■ Objective
Lines containing "Total" are to be counted. Give the number and nothing more.

++++ Record excerpts ++++

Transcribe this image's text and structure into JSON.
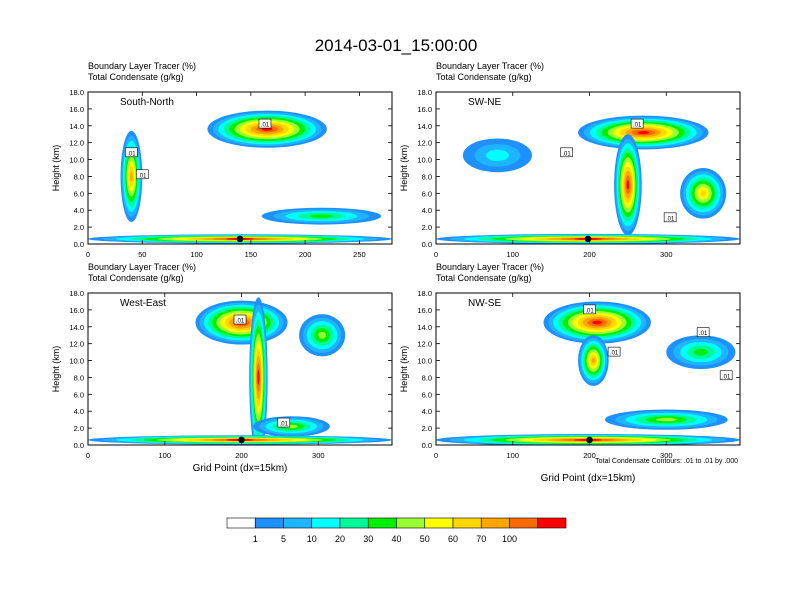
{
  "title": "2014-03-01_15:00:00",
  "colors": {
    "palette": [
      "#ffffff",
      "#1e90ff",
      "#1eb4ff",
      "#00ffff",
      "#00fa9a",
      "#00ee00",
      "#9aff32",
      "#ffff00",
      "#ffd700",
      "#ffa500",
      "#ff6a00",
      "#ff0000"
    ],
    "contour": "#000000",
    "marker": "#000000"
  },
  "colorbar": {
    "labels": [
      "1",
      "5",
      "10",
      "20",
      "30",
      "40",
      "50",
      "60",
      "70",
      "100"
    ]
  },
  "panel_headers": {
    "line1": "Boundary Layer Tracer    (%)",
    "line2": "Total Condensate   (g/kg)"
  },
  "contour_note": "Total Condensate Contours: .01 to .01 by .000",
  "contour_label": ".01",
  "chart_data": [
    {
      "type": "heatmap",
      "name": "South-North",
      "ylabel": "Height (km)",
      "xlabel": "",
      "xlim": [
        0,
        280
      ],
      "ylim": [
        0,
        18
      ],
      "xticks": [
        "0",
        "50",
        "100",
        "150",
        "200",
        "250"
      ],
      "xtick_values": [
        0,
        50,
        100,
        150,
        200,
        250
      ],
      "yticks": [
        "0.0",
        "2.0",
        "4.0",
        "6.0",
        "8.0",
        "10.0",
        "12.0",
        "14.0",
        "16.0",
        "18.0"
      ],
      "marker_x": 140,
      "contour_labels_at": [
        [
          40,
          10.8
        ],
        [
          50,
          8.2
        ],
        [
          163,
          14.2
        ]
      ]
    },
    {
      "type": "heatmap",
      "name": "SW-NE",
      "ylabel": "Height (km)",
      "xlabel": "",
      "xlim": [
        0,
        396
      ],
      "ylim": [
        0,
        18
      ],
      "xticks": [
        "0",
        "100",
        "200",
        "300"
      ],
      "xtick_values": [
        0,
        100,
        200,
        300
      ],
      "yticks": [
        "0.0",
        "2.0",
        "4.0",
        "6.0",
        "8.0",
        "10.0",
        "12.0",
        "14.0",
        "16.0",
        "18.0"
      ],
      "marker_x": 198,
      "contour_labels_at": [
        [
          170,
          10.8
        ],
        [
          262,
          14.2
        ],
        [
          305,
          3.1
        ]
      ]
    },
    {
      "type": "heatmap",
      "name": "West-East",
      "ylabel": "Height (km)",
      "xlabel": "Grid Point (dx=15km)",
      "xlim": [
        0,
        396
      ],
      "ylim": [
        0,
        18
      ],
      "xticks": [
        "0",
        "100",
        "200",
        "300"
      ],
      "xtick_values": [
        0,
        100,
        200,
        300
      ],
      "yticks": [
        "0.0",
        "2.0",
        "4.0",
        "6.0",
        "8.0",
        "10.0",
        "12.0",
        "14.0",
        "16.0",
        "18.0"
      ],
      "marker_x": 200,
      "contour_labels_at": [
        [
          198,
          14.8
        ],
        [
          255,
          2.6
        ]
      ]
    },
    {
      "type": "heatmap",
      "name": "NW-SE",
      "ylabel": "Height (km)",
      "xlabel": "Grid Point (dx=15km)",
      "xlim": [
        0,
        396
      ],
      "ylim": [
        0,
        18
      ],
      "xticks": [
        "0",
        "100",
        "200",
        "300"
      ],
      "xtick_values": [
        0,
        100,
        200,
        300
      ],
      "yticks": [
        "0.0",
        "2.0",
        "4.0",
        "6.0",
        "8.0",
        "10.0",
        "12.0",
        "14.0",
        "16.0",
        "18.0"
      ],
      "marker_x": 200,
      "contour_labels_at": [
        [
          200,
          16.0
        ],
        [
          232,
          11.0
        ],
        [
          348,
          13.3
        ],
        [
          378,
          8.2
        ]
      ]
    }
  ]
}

++++

■ Expected answer
2